**TASK TO COMPLETE:**
Give the data again, word for word.

**RECORDS SUPPLIED:**
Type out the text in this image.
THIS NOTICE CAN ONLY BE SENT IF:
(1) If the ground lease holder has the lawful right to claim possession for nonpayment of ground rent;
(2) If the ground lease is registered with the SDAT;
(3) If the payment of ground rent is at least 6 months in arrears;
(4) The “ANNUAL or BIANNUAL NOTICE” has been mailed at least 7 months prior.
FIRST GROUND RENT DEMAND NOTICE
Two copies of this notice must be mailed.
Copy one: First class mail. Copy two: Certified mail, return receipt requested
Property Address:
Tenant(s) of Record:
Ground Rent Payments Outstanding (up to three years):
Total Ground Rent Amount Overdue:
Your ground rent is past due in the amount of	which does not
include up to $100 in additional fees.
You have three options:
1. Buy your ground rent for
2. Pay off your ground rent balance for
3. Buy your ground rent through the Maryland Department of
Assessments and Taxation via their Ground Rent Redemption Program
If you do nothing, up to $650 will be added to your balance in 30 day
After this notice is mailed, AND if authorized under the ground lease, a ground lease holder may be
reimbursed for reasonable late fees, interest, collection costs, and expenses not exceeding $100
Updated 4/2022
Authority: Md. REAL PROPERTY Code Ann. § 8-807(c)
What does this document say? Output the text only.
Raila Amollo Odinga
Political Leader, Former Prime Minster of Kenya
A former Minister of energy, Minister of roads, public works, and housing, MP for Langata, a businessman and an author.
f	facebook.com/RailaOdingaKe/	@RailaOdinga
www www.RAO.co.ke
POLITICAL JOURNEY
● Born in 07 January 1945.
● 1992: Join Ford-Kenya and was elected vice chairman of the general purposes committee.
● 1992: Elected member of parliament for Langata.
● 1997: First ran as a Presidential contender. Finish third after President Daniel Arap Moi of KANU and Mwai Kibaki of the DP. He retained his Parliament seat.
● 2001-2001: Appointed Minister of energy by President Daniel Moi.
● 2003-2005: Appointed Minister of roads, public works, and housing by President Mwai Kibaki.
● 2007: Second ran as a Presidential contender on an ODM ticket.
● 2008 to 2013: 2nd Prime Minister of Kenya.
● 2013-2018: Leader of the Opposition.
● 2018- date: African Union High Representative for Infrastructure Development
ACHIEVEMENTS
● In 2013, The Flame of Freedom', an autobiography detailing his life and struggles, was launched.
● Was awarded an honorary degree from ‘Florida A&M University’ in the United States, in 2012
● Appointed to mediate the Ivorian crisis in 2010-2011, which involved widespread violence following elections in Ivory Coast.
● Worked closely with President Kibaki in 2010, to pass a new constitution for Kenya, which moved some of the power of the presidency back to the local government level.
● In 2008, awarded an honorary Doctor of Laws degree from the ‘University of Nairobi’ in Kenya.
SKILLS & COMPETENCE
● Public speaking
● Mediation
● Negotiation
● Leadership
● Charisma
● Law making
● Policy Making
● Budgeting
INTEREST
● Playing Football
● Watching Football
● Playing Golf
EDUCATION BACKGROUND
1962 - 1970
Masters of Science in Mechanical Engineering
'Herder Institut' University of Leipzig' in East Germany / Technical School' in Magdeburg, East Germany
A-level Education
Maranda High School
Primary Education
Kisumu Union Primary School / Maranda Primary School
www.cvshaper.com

**RESPONSE:**
Type out the text in this image.
THIS NOTICE CAN ONLY BE SENT IF:
(1) If the ground lease holder has the lawful right to claim possession for nonpayment of ground rent;
(2) If the ground lease is registered with the SDAT;
(3) If the payment of ground rent is at least 6 months in arrears;
(4) The “ANNUAL or BIANNUAL NOTICE” has been mailed at least 7 months prior.
FIRST GROUND RENT DEMAND NOTICE
Two copies of this notice must be mailed.
Copy one: First class mail. Copy two: Certified mail, return receipt requested
Property Address:
Tenant(s) of Record:
Ground Rent Payments Outstanding (up to three years):
Total Ground Rent Amount Overdue:
Your ground rent is past due in the amount of	which does not
include up to $100 in additional fees.
You have three options:
1. Buy your ground rent for
2. Pay off your ground rent balance for
3. Buy your ground rent through the Maryland Department of
Assessments and Taxation via their Ground Rent Redemption Program
If you do nothing, up to $650 will be added to your balance in 30 day
After this notice is mailed, AND if authorized under the ground lease, a ground lease holder may be
reimbursed for reasonable late fees, interest, collection costs, and expenses not exceeding $100
Updated 4/2022
Authority: Md. REAL PROPERTY Code Ann. § 8-807(c)
What does this document say? Output the text only.
Raila Amollo Odinga
Political Leader, Former Prime Minster of Kenya
A former Minister of energy, Minister of roads, public works, and housing, MP for Langata, a businessman and an author.
f	facebook.com/RailaOdingaKe/	@RailaOdinga
www www.RAO.co.ke
POLITICAL JOURNEY
● Born in 07 January 1945.
● 1992: Join Ford-Kenya and was elected vice chairman of the general purposes committee.
● 1992: Elected member of parliament for Langata.
● 1997: First ran as a Presidential contender. Finish third after President Daniel Arap Moi of KANU and Mwai Kibaki of the DP. He retained his Parliament seat.
● 2001-2001: Appointed Minister of energy by President Daniel Moi.
● 2003-2005: Appointed Minister of roads, public works, and housing by President Mwai Kibaki.
● 2007: Second ran as a Presidential contender on an ODM ticket.
● 2008 to 2013: 2nd Prime Minister of Kenya.
● 2013-2018: Leader of the Opposition.
● 2018- date: African Union High Representative for Infrastructure Development
ACHIEVEMENTS
● In 2013, The Flame of Freedom', an autobiography detailing his life and struggles, was launched.
● Was awarded an honorary degree from ‘Florida A&M University’ in the United States, in 2012
● Appointed to mediate the Ivorian crisis in 2010-2011, which involved widespread violence following elections in Ivory Coast.
● Worked closely with President Kibaki in 2010, to pass a new constitution for Kenya, which moved some of the power of the presidency back to the local government level.
● In 2008, awarded an honorary Doctor of Laws degree from the ‘University of Nairobi’ in Kenya.
SKILLS & COMPETENCE
● Public speaking
● Mediation
● Negotiation
● Leadership
● Charisma
● Law making
● Policy Making
● Budgeting
INTEREST
● Playing Football
● Watching Football
● Playing Golf
EDUCATION BACKGROUND
1962 - 1970
Masters of Science in Mechanical Engineering
'Herder Institut' University of Leipzig' in East Germany / Technical School' in Magdeburg, East Germany
A-level Education
Maranda High School
Primary Education
Kisumu Union Primary School / Maranda Primary School
www.cvshaper.com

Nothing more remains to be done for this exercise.